--- START INPUT RECORDS ---

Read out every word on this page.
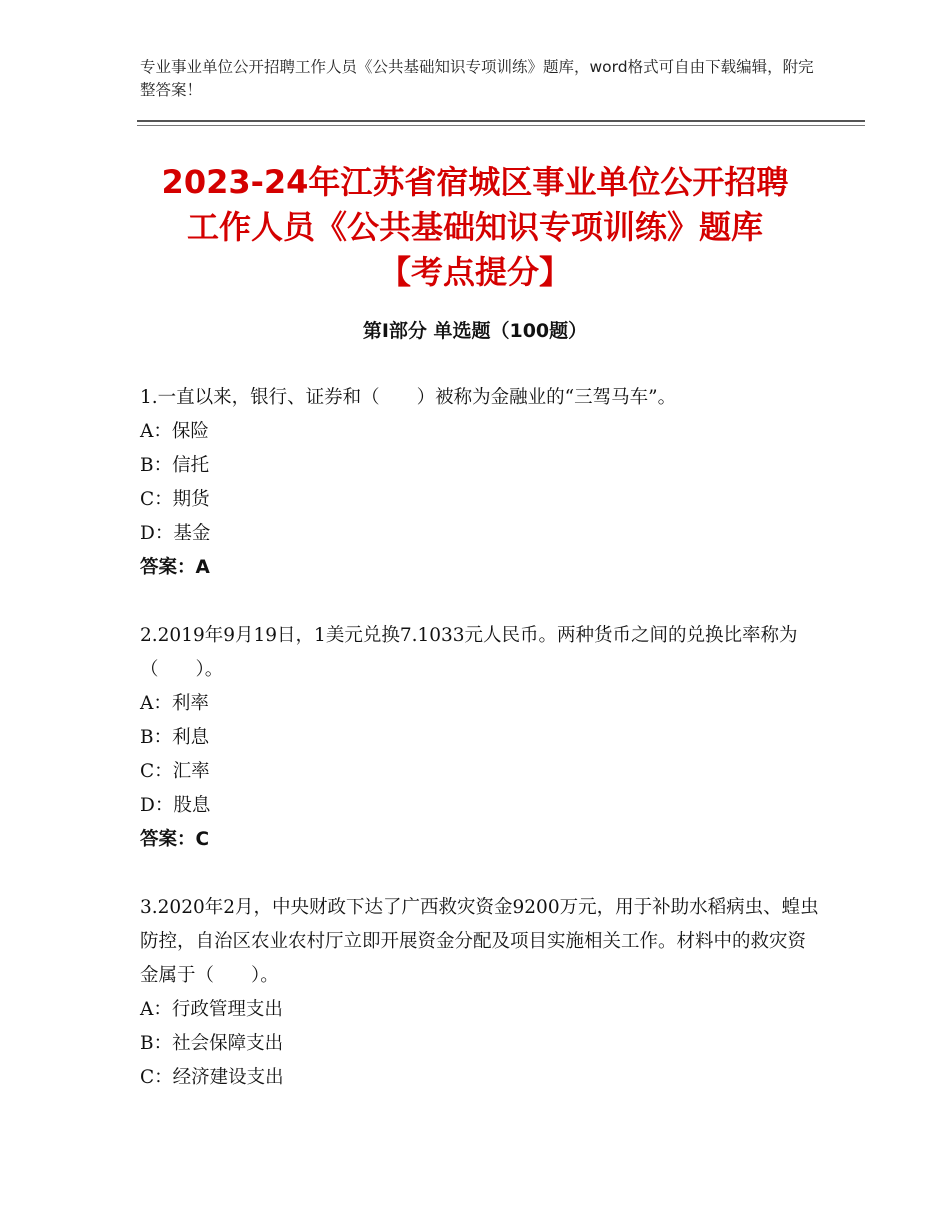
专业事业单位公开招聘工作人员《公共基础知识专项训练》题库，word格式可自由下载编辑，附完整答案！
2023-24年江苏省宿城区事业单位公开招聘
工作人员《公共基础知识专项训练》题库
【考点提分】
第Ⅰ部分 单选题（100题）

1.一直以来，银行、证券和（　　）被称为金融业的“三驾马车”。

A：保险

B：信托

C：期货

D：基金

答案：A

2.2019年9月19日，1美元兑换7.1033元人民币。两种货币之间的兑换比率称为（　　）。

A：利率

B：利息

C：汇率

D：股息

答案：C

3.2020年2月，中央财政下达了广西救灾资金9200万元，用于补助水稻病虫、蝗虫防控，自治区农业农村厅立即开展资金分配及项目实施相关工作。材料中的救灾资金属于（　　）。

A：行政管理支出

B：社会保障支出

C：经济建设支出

--- END INPUT RECORDS ---
--- START INPUT RECORDS ---

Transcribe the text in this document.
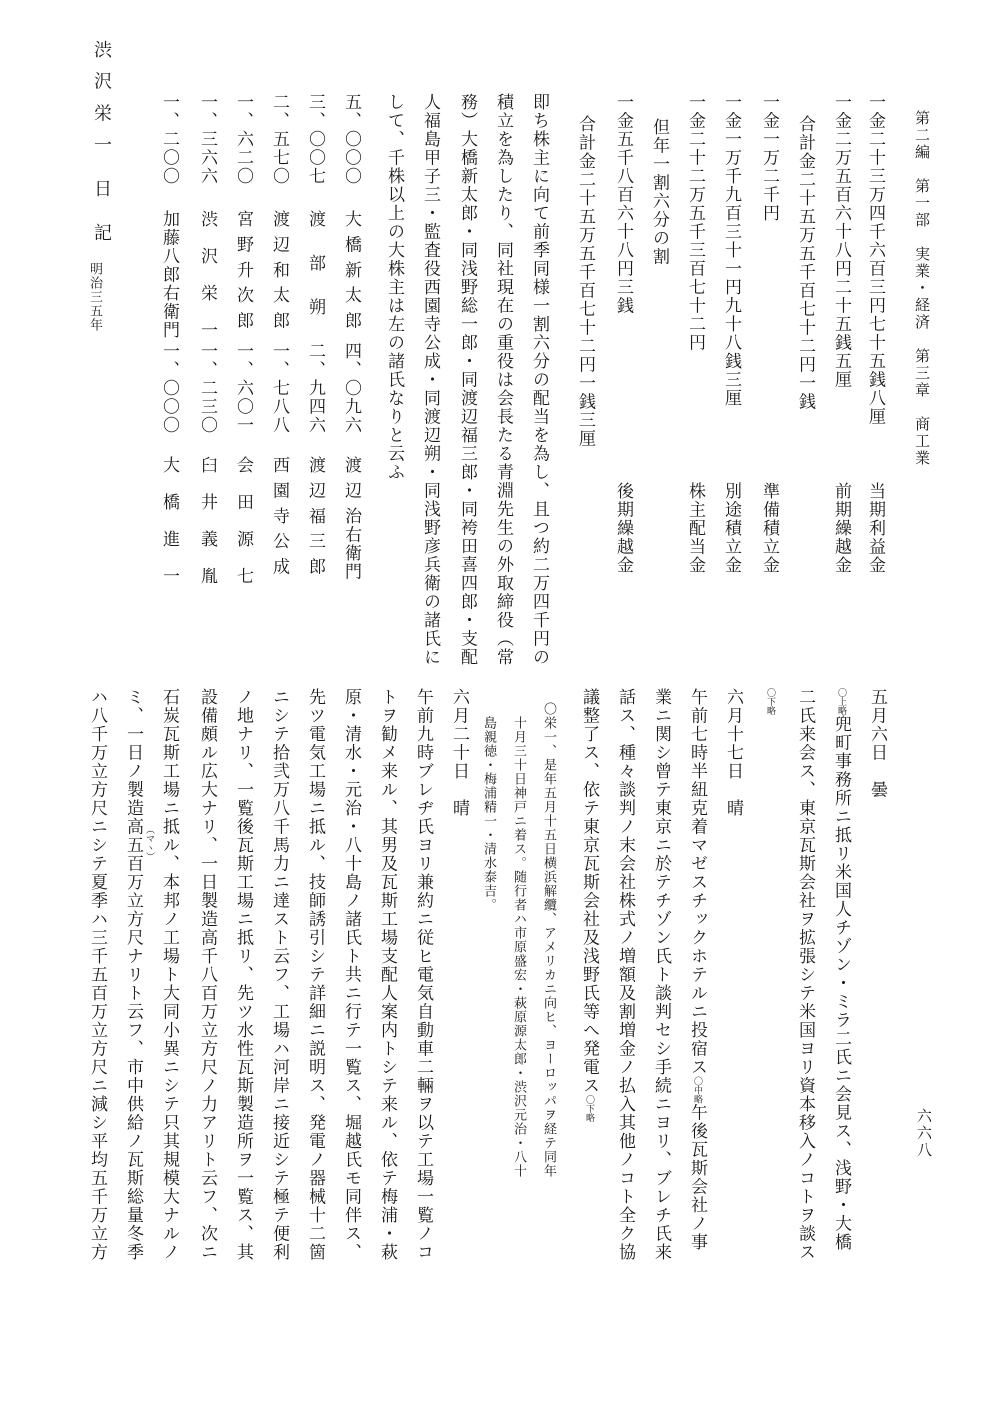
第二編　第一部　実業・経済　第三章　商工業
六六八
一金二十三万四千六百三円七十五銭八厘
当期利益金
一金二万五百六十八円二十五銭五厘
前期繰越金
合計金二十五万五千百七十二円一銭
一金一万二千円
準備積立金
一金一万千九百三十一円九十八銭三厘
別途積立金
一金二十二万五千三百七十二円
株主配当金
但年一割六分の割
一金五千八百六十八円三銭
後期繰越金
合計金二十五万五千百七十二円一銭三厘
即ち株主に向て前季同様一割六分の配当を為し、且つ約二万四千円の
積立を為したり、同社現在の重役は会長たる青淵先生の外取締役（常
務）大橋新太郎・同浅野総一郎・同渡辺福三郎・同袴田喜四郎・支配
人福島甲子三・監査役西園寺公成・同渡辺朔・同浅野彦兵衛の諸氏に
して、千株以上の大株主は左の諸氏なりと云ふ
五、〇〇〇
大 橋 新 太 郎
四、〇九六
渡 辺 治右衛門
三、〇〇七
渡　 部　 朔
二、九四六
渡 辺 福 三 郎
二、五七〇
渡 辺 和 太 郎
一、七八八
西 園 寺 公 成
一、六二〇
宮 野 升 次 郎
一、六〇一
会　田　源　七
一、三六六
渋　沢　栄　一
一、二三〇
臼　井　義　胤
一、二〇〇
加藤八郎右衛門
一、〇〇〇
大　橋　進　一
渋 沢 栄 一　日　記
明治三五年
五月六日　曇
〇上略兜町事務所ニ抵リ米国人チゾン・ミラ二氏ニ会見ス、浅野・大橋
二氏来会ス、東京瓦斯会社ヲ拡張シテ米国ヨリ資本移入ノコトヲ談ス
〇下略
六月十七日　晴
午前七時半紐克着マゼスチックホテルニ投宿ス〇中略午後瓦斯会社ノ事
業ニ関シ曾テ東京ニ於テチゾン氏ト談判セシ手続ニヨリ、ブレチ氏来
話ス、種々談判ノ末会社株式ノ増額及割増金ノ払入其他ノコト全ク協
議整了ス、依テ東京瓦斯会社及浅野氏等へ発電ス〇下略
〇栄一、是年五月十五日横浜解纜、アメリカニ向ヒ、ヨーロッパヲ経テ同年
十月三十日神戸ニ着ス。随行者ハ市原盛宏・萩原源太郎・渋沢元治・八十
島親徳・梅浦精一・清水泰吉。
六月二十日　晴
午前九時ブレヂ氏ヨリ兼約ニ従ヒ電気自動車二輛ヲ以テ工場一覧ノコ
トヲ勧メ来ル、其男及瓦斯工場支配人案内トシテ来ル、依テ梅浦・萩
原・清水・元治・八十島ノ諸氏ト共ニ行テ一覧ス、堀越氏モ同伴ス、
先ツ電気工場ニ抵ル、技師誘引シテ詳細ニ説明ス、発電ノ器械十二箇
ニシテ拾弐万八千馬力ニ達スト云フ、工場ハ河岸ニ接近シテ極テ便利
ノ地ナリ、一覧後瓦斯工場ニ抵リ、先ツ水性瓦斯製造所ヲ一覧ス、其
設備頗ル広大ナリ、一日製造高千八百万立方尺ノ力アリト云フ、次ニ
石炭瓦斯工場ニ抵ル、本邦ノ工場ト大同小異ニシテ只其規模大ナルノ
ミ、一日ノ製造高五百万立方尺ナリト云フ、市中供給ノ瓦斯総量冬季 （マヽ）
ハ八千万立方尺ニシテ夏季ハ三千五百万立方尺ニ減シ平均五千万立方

--- END INPUT RECORDS ---

THE EXERCISE. Out of the preceding entries, pull every line containing the string "公共基础知识专项训练".

SOLUTION.
专业事业单位公开招聘工作人员《公共基础知识专项训练》题库，word格式可自由下载编辑，附完整答案！
工作人员《公共基础知识专项训练》题库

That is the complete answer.